» GOAL
Repeat the entire listing exactly.
= = = = = = =
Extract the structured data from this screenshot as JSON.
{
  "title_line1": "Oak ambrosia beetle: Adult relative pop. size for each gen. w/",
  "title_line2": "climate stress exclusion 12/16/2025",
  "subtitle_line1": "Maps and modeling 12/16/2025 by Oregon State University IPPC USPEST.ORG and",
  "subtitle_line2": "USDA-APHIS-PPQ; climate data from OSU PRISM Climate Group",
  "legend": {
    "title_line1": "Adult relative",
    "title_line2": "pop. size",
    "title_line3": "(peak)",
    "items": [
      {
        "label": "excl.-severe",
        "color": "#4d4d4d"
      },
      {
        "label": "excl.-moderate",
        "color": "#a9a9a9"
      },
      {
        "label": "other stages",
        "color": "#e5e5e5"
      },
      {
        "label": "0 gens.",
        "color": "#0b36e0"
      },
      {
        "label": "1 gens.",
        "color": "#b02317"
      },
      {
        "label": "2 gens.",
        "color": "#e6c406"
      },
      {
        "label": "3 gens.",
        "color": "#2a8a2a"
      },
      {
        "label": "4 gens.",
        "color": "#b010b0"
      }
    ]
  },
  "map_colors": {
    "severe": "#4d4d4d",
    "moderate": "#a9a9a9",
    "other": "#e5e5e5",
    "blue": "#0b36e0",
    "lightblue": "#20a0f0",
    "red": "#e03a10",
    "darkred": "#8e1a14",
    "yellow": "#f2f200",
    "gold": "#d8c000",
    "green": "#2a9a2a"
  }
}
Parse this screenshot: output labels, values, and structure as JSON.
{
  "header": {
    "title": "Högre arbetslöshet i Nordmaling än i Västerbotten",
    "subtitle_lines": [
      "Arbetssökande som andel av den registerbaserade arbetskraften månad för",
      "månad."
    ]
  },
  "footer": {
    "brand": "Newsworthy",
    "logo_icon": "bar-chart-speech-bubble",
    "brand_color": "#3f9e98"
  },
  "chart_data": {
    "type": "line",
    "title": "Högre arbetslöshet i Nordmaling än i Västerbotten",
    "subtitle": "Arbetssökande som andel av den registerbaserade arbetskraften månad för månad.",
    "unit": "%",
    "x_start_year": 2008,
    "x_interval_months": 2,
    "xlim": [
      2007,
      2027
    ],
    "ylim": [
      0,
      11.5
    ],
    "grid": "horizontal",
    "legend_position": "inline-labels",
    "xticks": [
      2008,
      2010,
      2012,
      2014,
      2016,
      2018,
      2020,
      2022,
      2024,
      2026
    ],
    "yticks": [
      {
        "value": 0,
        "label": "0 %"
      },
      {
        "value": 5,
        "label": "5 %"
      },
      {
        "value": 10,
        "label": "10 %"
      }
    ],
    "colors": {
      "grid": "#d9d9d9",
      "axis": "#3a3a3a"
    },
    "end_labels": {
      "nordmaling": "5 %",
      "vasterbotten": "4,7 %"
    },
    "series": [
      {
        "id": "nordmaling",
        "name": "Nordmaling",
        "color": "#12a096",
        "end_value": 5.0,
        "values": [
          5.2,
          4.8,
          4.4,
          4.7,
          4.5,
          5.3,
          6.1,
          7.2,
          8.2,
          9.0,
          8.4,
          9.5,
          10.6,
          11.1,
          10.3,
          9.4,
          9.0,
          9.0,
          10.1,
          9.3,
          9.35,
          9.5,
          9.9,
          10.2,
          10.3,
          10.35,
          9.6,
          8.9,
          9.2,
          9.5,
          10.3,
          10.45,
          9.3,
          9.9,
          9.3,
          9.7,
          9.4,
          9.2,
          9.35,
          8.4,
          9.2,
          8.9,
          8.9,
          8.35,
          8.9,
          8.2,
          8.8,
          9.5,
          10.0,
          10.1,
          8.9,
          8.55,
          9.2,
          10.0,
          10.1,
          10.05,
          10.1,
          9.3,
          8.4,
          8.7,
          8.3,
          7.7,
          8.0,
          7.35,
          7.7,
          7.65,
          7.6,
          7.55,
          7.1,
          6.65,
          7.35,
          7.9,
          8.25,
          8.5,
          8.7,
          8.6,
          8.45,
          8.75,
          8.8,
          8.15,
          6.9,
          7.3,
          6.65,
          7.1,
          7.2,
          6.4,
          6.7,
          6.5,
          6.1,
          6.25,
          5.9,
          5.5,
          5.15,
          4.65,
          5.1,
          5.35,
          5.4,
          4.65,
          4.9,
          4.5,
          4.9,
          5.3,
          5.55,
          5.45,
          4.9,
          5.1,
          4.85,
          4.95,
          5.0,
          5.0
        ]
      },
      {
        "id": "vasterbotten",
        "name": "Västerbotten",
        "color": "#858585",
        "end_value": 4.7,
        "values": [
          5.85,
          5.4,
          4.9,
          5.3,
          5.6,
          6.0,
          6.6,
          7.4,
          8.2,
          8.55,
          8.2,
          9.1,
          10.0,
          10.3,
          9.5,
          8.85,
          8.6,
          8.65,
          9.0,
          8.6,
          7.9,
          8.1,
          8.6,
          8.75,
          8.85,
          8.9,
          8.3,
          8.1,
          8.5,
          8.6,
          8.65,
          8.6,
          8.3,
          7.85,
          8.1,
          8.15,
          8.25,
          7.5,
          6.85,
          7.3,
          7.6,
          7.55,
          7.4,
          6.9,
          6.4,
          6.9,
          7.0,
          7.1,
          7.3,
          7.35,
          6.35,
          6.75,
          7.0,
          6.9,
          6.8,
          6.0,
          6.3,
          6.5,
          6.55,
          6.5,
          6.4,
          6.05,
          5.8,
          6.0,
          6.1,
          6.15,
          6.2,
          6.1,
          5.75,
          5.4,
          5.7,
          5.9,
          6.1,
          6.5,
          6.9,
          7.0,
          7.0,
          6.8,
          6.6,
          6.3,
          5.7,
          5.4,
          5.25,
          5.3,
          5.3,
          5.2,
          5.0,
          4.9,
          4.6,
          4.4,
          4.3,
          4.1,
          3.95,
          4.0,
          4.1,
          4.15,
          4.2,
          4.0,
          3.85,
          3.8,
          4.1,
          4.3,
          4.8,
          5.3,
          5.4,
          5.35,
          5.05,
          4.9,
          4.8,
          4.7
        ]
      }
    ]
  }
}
= = = = = = =
» ANSWER TO THE EXERCISE
Extract the structured data from this screenshot as JSON.
{
  "title_line1": "Oak ambrosia beetle: Adult relative pop. size for each gen. w/",
  "title_line2": "climate stress exclusion 12/16/2025",
  "subtitle_line1": "Maps and modeling 12/16/2025 by Oregon State University IPPC USPEST.ORG and",
  "subtitle_line2": "USDA-APHIS-PPQ; climate data from OSU PRISM Climate Group",
  "legend": {
    "title_line1": "Adult relative",
    "title_line2": "pop. size",
    "title_line3": "(peak)",
    "items": [
      {
        "label": "excl.-severe",
        "color": "#4d4d4d"
      },
      {
        "label": "excl.-moderate",
        "color": "#a9a9a9"
      },
      {
        "label": "other stages",
        "color": "#e5e5e5"
      },
      {
        "label": "0 gens.",
        "color": "#0b36e0"
      },
      {
        "label": "1 gens.",
        "color": "#b02317"
      },
      {
        "label": "2 gens.",
        "color": "#e6c406"
      },
      {
        "label": "3 gens.",
        "color": "#2a8a2a"
      },
      {
        "label": "4 gens.",
        "color": "#b010b0"
      }
    ]
  },
  "map_colors": {
    "severe": "#4d4d4d",
    "moderate": "#a9a9a9",
    "other": "#e5e5e5",
    "blue": "#0b36e0",
    "lightblue": "#20a0f0",
    "red": "#e03a10",
    "darkred": "#8e1a14",
    "yellow": "#f2f200",
    "gold": "#d8c000",
    "green": "#2a9a2a"
  }
}
Parse this screenshot: output labels, values, and structure as JSON.
{
  "header": {
    "title": "Högre arbetslöshet i Nordmaling än i Västerbotten",
    "subtitle_lines": [
      "Arbetssökande som andel av den registerbaserade arbetskraften månad för",
      "månad."
    ]
  },
  "footer": {
    "brand": "Newsworthy",
    "logo_icon": "bar-chart-speech-bubble",
    "brand_color": "#3f9e98"
  },
  "chart_data": {
    "type": "line",
    "title": "Högre arbetslöshet i Nordmaling än i Västerbotten",
    "subtitle": "Arbetssökande som andel av den registerbaserade arbetskraften månad för månad.",
    "unit": "%",
    "x_start_year": 2008,
    "x_interval_months": 2,
    "xlim": [
      2007,
      2027
    ],
    "ylim": [
      0,
      11.5
    ],
    "grid": "horizontal",
    "legend_position": "inline-labels",
    "xticks": [
      2008,
      2010,
      2012,
      2014,
      2016,
      2018,
      2020,
      2022,
      2024,
      2026
    ],
    "yticks": [
      {
        "value": 0,
        "label": "0 %"
      },
      {
        "value": 5,
        "label": "5 %"
      },
      {
        "value": 10,
        "label": "10 %"
      }
    ],
    "colors": {
      "grid": "#d9d9d9",
      "axis": "#3a3a3a"
    },
    "end_labels": {
      "nordmaling": "5 %",
      "vasterbotten": "4,7 %"
    },
    "series": [
      {
        "id": "nordmaling",
        "name": "Nordmaling",
        "color": "#12a096",
        "end_value": 5.0,
        "values": [
          5.2,
          4.8,
          4.4,
          4.7,
          4.5,
          5.3,
          6.1,
          7.2,
          8.2,
          9.0,
          8.4,
          9.5,
          10.6,
          11.1,
          10.3,
          9.4,
          9.0,
          9.0,
          10.1,
          9.3,
          9.35,
          9.5,
          9.9,
          10.2,
          10.3,
          10.35,
          9.6,
          8.9,
          9.2,
          9.5,
          10.3,
          10.45,
          9.3,
          9.9,
          9.3,
          9.7,
          9.4,
          9.2,
          9.35,
          8.4,
          9.2,
          8.9,
          8.9,
          8.35,
          8.9,
          8.2,
          8.8,
          9.5,
          10.0,
          10.1,
          8.9,
          8.55,
          9.2,
          10.0,
          10.1,
          10.05,
          10.1,
          9.3,
          8.4,
          8.7,
          8.3,
          7.7,
          8.0,
          7.35,
          7.7,
          7.65,
          7.6,
          7.55,
          7.1,
          6.65,
          7.35,
          7.9,
          8.25,
          8.5,
          8.7,
          8.6,
          8.45,
          8.75,
          8.8,
          8.15,
          6.9,
          7.3,
          6.65,
          7.1,
          7.2,
          6.4,
          6.7,
          6.5,
          6.1,
          6.25,
          5.9,
          5.5,
          5.15,
          4.65,
          5.1,
          5.35,
          5.4,
          4.65,
          4.9,
          4.5,
          4.9,
          5.3,
          5.55,
          5.45,
          4.9,
          5.1,
          4.85,
          4.95,
          5.0,
          5.0
        ]
      },
      {
        "id": "vasterbotten",
        "name": "Västerbotten",
        "color": "#858585",
        "end_value": 4.7,
        "values": [
          5.85,
          5.4,
          4.9,
          5.3,
          5.6,
          6.0,
          6.6,
          7.4,
          8.2,
          8.55,
          8.2,
          9.1,
          10.0,
          10.3,
          9.5,
          8.85,
          8.6,
          8.65,
          9.0,
          8.6,
          7.9,
          8.1,
          8.6,
          8.75,
          8.85,
          8.9,
          8.3,
          8.1,
          8.5,
          8.6,
          8.65,
          8.6,
          8.3,
          7.85,
          8.1,
          8.15,
          8.25,
          7.5,
          6.85,
          7.3,
          7.6,
          7.55,
          7.4,
          6.9,
          6.4,
          6.9,
          7.0,
          7.1,
          7.3,
          7.35,
          6.35,
          6.75,
          7.0,
          6.9,
          6.8,
          6.0,
          6.3,
          6.5,
          6.55,
          6.5,
          6.4,
          6.05,
          5.8,
          6.0,
          6.1,
          6.15,
          6.2,
          6.1,
          5.75,
          5.4,
          5.7,
          5.9,
          6.1,
          6.5,
          6.9,
          7.0,
          7.0,
          6.8,
          6.6,
          6.3,
          5.7,
          5.4,
          5.25,
          5.3,
          5.3,
          5.2,
          5.0,
          4.9,
          4.6,
          4.4,
          4.3,
          4.1,
          3.95,
          4.0,
          4.1,
          4.15,
          4.2,
          4.0,
          3.85,
          3.8,
          4.1,
          4.3,
          4.8,
          5.3,
          5.4,
          5.35,
          5.05,
          4.9,
          4.8,
          4.7
        ]
      }
    ]
  }
}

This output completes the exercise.